SET EXERCISE:
Please extract the lines below that open with the line containing "- interval-lines-layer: [242, 89, 2335, 329]" and close with the line containing "- x-tick-label: Aug", both included, and repeat them word for word.

DATA FOR THIS EXERCISE:
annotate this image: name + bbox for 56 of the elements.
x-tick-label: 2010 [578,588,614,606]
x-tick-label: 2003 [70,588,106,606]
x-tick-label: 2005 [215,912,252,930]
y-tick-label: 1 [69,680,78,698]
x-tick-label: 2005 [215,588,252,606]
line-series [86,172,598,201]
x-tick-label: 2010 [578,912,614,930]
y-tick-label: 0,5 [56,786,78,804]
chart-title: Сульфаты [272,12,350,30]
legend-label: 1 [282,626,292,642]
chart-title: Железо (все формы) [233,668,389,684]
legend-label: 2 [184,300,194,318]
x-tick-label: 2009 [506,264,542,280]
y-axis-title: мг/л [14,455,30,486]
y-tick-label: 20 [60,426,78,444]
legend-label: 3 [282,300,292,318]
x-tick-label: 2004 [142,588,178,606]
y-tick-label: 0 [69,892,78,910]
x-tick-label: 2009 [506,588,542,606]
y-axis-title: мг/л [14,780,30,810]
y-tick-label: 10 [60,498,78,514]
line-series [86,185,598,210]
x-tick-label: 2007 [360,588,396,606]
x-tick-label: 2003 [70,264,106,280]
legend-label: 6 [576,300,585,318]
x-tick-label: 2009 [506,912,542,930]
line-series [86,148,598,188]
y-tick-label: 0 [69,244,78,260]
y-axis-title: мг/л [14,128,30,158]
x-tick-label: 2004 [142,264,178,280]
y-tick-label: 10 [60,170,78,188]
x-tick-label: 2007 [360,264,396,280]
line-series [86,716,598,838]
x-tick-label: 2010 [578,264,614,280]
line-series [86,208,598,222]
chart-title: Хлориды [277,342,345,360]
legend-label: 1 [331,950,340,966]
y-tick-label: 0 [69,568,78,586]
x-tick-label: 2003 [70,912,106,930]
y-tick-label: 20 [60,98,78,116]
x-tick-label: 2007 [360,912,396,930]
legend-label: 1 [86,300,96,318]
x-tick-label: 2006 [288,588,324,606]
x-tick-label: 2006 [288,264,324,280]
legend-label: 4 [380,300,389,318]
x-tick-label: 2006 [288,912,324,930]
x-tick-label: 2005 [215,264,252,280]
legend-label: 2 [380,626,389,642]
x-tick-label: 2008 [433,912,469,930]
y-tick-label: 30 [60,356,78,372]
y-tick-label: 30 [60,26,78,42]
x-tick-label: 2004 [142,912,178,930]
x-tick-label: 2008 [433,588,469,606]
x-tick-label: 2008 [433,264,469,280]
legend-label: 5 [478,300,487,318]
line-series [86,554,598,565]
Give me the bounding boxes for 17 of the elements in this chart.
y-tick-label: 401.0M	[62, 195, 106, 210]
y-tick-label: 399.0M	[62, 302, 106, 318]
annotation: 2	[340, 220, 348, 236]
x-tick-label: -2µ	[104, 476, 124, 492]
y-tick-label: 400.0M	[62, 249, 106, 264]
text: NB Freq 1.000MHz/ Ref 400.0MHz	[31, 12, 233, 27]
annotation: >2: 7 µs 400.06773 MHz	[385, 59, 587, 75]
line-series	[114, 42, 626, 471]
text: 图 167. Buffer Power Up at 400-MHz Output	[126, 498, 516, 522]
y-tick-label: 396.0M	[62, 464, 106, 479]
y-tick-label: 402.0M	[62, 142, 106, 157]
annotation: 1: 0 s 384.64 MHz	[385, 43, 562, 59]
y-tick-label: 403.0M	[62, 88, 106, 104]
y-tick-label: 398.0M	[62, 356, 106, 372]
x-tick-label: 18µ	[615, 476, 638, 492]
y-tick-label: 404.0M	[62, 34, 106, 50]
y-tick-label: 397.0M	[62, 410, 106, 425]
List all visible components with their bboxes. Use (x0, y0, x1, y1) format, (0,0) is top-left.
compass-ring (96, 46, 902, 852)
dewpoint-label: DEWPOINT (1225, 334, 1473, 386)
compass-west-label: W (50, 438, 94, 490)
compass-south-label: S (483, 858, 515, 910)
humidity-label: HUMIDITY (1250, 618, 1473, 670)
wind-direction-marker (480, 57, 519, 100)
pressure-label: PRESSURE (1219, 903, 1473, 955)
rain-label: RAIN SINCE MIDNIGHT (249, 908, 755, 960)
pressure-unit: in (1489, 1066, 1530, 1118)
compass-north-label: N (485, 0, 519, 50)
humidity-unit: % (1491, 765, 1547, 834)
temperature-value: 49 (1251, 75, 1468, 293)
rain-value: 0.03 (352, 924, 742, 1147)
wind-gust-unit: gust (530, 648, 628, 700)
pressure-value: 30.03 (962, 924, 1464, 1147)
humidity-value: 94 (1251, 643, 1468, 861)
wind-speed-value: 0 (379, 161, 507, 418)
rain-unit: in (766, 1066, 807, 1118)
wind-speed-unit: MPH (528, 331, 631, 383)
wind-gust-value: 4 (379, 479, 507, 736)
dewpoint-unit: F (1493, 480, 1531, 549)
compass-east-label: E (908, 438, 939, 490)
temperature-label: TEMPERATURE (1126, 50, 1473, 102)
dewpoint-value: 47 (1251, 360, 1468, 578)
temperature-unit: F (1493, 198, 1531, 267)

...

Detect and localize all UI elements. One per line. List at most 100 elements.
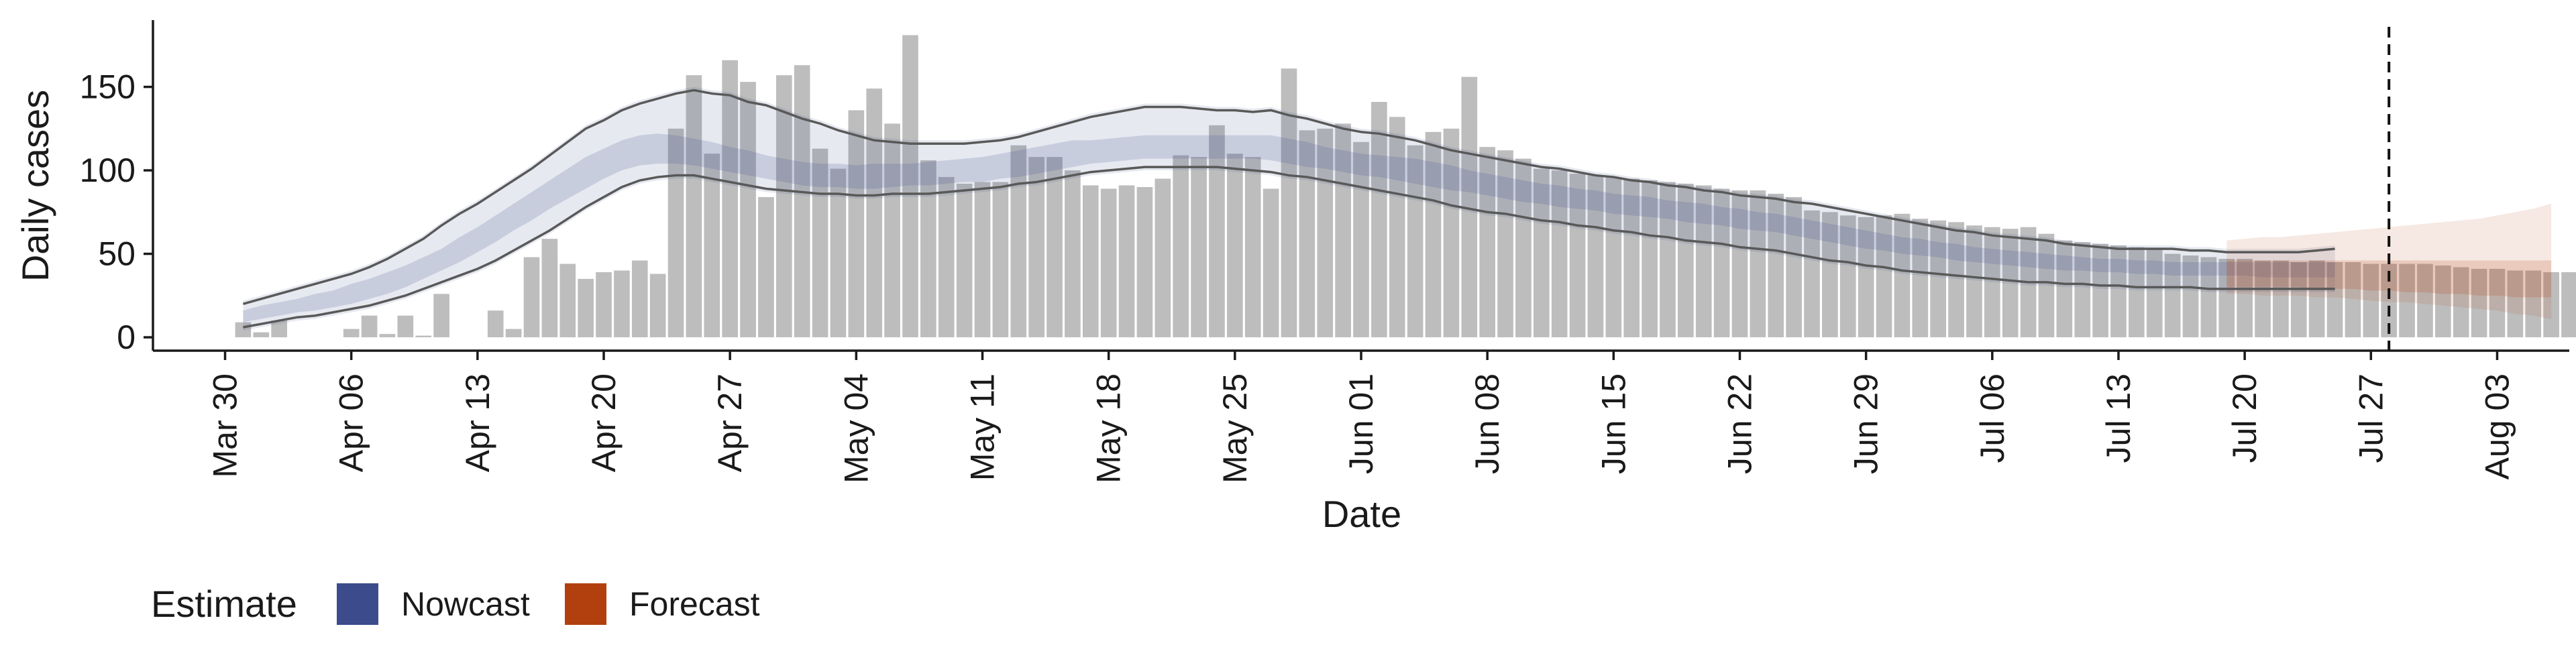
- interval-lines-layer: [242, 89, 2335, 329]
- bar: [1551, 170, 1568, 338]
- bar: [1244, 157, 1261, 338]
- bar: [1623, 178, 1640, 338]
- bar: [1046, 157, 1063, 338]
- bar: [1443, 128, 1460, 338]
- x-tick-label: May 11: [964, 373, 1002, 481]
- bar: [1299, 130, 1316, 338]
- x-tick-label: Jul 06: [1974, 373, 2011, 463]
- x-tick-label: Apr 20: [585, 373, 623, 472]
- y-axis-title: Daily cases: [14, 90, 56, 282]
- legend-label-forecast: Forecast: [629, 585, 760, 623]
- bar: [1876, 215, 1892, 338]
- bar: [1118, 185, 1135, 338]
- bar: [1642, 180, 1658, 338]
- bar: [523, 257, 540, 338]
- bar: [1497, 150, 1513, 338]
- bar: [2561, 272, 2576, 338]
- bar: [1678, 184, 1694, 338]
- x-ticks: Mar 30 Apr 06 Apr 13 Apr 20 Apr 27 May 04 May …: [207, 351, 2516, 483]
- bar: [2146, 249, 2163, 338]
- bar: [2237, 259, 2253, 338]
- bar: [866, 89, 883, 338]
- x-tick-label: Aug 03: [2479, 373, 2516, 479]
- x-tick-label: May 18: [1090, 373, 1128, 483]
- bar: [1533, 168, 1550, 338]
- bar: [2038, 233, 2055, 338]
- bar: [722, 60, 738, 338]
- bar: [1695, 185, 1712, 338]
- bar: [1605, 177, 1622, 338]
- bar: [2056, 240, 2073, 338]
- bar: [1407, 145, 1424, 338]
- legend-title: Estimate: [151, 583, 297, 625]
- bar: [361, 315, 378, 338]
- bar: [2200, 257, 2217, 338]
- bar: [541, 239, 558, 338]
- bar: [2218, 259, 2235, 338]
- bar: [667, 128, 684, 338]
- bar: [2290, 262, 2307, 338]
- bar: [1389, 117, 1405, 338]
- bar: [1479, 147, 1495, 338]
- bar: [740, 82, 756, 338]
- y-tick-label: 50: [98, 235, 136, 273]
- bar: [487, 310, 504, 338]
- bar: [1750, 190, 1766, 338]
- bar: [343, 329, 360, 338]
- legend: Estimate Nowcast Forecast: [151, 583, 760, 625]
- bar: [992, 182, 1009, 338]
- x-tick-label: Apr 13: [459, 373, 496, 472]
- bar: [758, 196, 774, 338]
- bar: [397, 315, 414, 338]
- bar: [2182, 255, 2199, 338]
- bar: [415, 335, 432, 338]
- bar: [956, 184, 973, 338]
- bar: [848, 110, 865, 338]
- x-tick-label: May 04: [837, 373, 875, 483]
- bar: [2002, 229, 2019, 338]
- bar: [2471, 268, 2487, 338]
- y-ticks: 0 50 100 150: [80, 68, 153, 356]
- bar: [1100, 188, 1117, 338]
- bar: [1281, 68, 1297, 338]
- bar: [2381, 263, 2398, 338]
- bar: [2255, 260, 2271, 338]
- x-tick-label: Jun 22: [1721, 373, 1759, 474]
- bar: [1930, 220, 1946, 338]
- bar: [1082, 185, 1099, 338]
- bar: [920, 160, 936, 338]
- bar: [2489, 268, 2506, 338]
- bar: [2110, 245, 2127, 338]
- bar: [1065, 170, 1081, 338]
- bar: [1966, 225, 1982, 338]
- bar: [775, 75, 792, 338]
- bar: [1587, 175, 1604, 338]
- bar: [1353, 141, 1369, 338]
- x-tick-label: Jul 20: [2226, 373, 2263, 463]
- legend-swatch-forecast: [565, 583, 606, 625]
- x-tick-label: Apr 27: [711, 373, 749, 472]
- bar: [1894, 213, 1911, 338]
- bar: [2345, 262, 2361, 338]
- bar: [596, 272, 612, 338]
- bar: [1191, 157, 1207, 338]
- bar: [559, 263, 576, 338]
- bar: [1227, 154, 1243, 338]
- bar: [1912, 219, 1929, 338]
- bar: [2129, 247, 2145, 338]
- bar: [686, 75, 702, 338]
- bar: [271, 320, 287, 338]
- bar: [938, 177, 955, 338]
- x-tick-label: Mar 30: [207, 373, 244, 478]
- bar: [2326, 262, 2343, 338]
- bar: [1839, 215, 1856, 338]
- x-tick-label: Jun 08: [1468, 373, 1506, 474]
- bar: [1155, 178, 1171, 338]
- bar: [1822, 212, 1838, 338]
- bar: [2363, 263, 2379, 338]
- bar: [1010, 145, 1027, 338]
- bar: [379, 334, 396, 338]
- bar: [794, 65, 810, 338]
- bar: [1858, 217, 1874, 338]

RESULT OF THIS EXERCISE:
- interval-lines-layer: [242, 89, 2335, 329]
- bar: [1551, 170, 1568, 338]
- bar: [1244, 157, 1261, 338]
- bar: [1623, 178, 1640, 338]
- bar: [1046, 157, 1063, 338]
- bar: [1443, 128, 1460, 338]
- x-tick-label: May 11: [964, 373, 1002, 481]
- bar: [1299, 130, 1316, 338]
- x-tick-label: Jul 06: [1974, 373, 2011, 463]
- x-tick-label: Apr 20: [585, 373, 623, 472]
- y-axis-title: Daily cases: [14, 90, 56, 282]
- legend-label-forecast: Forecast: [629, 585, 760, 623]
- bar: [1876, 215, 1892, 338]
- bar: [1118, 185, 1135, 338]
- bar: [1642, 180, 1658, 338]
- bar: [523, 257, 540, 338]
- bar: [1497, 150, 1513, 338]
- bar: [2561, 272, 2576, 338]
- bar: [1678, 184, 1694, 338]
- x-ticks: Mar 30 Apr 06 Apr 13 Apr 20 Apr 27 May 04 May …: [207, 351, 2516, 483]
- bar: [2146, 249, 2163, 338]
- bar: [2237, 259, 2253, 338]
- bar: [866, 89, 883, 338]
- x-tick-label: Aug 03: [2479, 373, 2516, 479]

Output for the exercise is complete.